Text block:
────────────────────────────────────────
One final anecdote from my post-Jewel Box Revue career...

In the Spring of 1982 I received a phone call from an agent friend, Richard Cataldi. He'd been contacted by the office of Tommy Tune regarding a role in the upcoming musical "Nine." Mr. Tune wanted to know if Dick had any buxom actresses who might be the right type to play the beach whore Saraghina. Dick couldn't think of any but asked if perhaps a female impersonator might do. Mr. Tune thought about it and, considering that this was based on Fellini, asked if Dick knew any and, if so, to send them over. I was already several years into my new life working at an insurance company but who could pass up such an opportunity? I called John and Lem Amero for moral support and they said they be happy to accompany me. I got made up at home (I'd kept my makeup kit) and they walked me over. I put my last minute effects in a bag, donned a big pair of sunglasses and we were on our way. I lived in the theatre district at the time so a man in makeup wasn't too much of a distraction, unlike those days on 125th Street.

The auditions were being held in the famous little theatre at the top of the New Amsterdam Theatre on 42nd Street. This was the legendary Ziegfeld Roof. We arrived and I went directly to the men's room to finish my makeup and hair. Dick had also sent over my old friend Chi Chi LaVerne. There we were, just the two of us. Chi Chi went first and sang Cabaret. They thanked him and then called me. The only photo I had was from John and Lem's movie "Blonde Ambition" and they thought that was my name. I corrected them as I strode on stage wearing a very Judy Garland-ish white shirt over black tights and heels. I sang "If My Friends Could See Me Now." When I was done the composer, Maury Yeston came up on stage. "You're a lot of fun," he said, "but you're really not right for this." I agreed. "However," he added, "in a few months I'll be putting together the musical of "La Cage Aux Folles" and I'd like you to come back. I think you'd be perfect." I thanked him and left. As luck would have it Mr. Yeston never did do "La Cage Aux Folles"...It was turned over to Jerry Herman...He was out, and so was I. I was sorry not to have met Tommy Tune but I had performed on the stage of the Ziegfeld Roof.

I haven't seen or heard from any of my other cast mates in many years. Bobby Barton and Chris Moore died way back in the 1970's...Brandy Alexander was an early victim of AIDS...and the last I heard of Robin Rogers he was bartending in a Gay bar called The Stanchion in Springfield, Mass., but that was in 1978. Storme De Larverie will be 90 in December. She lives in a nursing home in Queens, NY. I last saw her at a Gay Pride event in the 1980's.

I'm now retired and happily living with my partner of 25+ years in Florida.

Did you know Kurt and want to share some memories,
or just want to contact him? His email is

Above, recent shot of Kurt (in blue shirt) and his partner Rigo

Editor's note: I asked Kurt a couple follow-up questions. One concerned why several of the programs were called Silver Anniversary, when that would have really been several years prior. And I commented that the programs didn't change much and often featured performers who had long left the cast, for example, TC Jones.

Kurt: Danny and Doc did the 25th anniversary show mostly because they'd neglected to do it at the actual time. It sounded grand and gave the excuse for silver costumes. The only program I have is the red covered one, which I'm guessing coincided with the red and gold French Finale. You are correct, however, that the programs didn't change much. Occasionally new photos would be added and the front credit page would be updated, but as little as possible. The first program I was in had a picture of me as Phyllis Diller with the name of Adrian Dennis under it. Adrian was an exotic dancer, I never knew him, and presumably my picture just happened to be where his had once been. I believe T. C. Jones was already dead by the time I joined the show. [he died in 1971] He'd become quite famous doing Tallulah Bankhead, even on the Ed Sullivan Show. I heard that he claimed to be straight and married but I really wouldn't know.
────────────────────────────────────────
Record set:

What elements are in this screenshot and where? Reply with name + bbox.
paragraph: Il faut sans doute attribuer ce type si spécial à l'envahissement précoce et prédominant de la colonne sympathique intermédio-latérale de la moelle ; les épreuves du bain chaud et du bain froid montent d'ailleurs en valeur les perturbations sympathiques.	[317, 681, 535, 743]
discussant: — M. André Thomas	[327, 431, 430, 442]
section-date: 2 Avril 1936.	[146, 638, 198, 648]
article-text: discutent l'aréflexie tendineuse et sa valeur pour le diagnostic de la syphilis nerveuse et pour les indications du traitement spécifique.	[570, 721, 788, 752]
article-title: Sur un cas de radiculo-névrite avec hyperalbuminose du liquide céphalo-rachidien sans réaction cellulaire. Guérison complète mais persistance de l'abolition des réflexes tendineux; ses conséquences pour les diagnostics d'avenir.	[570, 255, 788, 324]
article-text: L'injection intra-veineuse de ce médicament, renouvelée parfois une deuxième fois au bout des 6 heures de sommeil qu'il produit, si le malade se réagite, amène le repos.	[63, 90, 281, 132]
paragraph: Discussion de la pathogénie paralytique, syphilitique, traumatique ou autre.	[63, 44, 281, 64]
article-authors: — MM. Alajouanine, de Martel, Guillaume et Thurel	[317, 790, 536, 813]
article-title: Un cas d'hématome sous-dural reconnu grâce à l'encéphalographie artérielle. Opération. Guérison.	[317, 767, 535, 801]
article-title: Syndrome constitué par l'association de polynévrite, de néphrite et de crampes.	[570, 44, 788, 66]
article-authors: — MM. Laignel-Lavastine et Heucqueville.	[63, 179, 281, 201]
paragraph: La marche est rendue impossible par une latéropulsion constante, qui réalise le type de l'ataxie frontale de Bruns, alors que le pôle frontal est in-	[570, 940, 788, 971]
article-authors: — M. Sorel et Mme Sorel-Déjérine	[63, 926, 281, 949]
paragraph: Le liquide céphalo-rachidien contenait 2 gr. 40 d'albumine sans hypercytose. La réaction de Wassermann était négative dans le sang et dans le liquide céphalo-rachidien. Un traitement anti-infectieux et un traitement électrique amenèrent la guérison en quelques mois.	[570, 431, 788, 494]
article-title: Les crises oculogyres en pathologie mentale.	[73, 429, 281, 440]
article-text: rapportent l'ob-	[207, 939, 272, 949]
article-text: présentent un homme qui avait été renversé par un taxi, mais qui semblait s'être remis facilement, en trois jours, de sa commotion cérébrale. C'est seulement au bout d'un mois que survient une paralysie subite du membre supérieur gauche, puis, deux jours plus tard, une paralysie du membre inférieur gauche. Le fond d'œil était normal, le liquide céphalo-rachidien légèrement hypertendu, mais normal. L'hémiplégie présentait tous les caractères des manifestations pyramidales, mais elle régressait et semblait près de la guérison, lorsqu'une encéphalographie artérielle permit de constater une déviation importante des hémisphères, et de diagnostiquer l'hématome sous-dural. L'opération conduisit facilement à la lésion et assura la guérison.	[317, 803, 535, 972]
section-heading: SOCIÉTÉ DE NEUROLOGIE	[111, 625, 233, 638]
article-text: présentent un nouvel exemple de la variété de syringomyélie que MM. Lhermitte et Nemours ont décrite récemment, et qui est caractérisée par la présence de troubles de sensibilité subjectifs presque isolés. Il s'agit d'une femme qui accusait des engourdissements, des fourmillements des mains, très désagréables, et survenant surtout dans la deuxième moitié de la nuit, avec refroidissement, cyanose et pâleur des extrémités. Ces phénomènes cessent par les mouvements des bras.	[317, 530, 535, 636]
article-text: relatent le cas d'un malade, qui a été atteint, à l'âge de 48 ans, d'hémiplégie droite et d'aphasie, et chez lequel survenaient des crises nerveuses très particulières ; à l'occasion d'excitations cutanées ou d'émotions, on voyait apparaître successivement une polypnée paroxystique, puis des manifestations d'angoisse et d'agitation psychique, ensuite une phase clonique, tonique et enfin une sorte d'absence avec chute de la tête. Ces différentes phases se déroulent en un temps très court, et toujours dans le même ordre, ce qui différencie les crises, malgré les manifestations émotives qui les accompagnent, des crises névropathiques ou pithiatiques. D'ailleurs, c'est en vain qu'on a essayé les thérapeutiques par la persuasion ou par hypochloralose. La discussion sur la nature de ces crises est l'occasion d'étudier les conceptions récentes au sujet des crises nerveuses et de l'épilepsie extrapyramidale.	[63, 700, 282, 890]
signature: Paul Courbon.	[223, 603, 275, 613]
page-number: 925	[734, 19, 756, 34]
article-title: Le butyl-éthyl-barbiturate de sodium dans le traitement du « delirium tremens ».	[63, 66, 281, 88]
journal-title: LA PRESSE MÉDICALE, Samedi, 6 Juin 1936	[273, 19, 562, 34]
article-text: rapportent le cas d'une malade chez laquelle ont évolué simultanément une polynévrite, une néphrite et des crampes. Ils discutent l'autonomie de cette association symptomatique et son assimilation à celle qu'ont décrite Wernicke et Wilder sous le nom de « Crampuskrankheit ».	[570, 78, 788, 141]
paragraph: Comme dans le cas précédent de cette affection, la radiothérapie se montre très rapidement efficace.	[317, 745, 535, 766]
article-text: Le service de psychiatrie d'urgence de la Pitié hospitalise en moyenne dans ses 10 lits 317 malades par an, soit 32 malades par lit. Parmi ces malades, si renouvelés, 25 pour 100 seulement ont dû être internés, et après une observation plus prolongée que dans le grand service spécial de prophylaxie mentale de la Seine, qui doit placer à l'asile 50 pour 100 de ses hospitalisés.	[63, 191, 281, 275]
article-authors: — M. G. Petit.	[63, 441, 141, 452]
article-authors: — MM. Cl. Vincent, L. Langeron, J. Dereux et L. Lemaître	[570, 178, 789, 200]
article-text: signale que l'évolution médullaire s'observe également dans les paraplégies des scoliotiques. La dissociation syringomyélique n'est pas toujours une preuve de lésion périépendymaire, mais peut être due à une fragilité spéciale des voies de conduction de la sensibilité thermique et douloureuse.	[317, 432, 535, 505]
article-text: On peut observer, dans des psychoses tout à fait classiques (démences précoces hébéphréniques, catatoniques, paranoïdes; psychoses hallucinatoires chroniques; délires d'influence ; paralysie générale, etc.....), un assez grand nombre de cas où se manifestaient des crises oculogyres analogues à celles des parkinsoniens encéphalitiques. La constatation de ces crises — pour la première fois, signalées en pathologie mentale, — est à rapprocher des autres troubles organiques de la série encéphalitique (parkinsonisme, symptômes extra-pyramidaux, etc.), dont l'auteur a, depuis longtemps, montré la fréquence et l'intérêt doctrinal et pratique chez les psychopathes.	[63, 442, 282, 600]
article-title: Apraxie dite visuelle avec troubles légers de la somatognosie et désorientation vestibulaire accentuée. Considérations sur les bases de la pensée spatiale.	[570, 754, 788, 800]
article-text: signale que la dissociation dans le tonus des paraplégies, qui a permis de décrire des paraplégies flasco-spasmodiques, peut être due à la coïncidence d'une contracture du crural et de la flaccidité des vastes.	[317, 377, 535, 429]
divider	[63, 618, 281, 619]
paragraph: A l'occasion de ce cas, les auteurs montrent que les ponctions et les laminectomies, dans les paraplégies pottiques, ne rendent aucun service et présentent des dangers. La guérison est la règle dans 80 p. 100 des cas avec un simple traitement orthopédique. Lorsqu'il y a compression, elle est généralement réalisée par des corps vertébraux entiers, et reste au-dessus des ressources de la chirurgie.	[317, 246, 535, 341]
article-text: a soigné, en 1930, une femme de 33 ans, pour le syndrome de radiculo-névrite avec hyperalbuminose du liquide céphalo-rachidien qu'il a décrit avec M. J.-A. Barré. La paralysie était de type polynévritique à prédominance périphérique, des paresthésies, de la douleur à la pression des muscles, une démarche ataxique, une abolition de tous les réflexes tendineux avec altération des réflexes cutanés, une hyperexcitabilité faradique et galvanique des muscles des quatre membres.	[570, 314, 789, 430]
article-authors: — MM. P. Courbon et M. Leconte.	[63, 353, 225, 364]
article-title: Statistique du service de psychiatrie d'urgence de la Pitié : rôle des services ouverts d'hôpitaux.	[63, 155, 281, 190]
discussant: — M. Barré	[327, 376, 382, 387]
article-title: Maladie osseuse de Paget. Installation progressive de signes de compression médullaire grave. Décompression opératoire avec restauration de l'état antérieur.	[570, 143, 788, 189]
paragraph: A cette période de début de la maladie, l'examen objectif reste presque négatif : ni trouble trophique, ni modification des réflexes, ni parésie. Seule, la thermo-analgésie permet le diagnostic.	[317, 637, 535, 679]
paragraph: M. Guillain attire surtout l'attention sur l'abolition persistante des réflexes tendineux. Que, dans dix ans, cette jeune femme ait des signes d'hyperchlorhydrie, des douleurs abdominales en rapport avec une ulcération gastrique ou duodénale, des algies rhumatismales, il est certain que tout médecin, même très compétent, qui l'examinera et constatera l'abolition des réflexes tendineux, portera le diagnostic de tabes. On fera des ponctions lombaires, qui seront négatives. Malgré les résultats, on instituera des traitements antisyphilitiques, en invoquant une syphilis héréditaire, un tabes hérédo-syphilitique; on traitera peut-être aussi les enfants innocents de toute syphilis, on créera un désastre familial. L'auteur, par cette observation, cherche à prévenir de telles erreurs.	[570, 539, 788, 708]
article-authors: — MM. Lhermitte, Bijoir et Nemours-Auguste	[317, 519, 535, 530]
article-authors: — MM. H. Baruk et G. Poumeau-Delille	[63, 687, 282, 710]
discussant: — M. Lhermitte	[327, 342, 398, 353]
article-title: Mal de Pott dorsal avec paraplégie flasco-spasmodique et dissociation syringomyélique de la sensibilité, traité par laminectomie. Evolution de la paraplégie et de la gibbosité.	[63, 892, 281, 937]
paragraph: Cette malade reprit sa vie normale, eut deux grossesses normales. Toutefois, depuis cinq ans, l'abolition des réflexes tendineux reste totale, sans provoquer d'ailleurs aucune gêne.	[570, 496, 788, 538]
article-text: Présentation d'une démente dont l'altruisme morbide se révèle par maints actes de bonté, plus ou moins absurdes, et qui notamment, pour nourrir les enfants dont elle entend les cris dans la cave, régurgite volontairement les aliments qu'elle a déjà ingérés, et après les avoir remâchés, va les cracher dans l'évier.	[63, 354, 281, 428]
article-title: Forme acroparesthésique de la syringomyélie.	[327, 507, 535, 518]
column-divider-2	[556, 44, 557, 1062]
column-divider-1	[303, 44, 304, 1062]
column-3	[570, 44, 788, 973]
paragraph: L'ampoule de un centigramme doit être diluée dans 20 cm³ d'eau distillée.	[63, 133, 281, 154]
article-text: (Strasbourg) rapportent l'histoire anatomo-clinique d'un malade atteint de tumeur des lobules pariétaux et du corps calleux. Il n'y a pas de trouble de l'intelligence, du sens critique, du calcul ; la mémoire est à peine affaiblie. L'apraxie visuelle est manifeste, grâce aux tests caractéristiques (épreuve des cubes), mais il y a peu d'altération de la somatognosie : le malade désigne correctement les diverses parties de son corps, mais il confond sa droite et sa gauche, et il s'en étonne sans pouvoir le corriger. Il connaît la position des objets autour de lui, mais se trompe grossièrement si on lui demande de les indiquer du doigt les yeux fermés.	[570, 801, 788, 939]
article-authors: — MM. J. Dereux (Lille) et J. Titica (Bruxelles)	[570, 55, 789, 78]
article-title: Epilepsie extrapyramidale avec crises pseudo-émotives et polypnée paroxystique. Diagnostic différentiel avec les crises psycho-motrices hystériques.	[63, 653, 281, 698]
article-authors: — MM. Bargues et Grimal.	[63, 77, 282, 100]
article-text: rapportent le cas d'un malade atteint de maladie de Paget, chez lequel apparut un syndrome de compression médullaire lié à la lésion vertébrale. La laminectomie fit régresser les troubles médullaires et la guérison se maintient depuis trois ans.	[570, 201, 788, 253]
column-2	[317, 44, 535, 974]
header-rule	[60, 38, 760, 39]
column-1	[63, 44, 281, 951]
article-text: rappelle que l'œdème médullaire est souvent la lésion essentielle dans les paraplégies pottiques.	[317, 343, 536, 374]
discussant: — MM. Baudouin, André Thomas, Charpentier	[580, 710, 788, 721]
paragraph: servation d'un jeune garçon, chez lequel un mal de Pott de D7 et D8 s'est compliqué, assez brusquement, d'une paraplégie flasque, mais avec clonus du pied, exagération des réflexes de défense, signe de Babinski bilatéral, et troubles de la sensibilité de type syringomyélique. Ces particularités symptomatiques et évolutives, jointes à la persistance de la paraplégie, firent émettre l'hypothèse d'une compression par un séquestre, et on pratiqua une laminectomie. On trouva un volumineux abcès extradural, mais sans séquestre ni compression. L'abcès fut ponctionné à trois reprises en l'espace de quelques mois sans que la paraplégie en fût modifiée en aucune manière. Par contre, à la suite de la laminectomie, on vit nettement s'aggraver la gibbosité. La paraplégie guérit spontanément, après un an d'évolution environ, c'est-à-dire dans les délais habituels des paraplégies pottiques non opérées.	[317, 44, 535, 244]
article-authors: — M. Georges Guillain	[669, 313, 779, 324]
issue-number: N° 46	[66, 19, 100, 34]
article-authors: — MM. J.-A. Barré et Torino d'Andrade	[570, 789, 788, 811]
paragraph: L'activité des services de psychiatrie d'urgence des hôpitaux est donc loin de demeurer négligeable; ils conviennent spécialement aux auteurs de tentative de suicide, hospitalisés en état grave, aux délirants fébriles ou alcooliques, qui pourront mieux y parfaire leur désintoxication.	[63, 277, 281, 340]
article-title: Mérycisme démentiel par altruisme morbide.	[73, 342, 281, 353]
────────────────────────────────────────
Set of tasks:
- A) In the memoir excerpt, where were the auditions for "Nine" held?
- B) Update the memoir excerpt by writing out the part that opens with the words containing "I haven't seen" and closes with "in the 1980's.", with "nursing home" changed to "retirement home".

Solved problems:
- A) In the little theatre at the top of the New Amsterdam Theatre on 42nd Street, known as the Ziegfeld Roof.

- B)
I haven't seen or heard from any of my other cast mates in many years. Bobby Barton and Chris Moore died way back in the 1970's...Brandy Alexander was an early victim of AIDS...and the last I heard of Robin Rogers he was bartending in a Gay bar called The Stanchion in Springfield, Mass., but that was in 1978. Storme De Larverie will be 90 in December. She lives in a retirement home in Queens, NY. I last saw her at a Gay Pride event in the 1980's.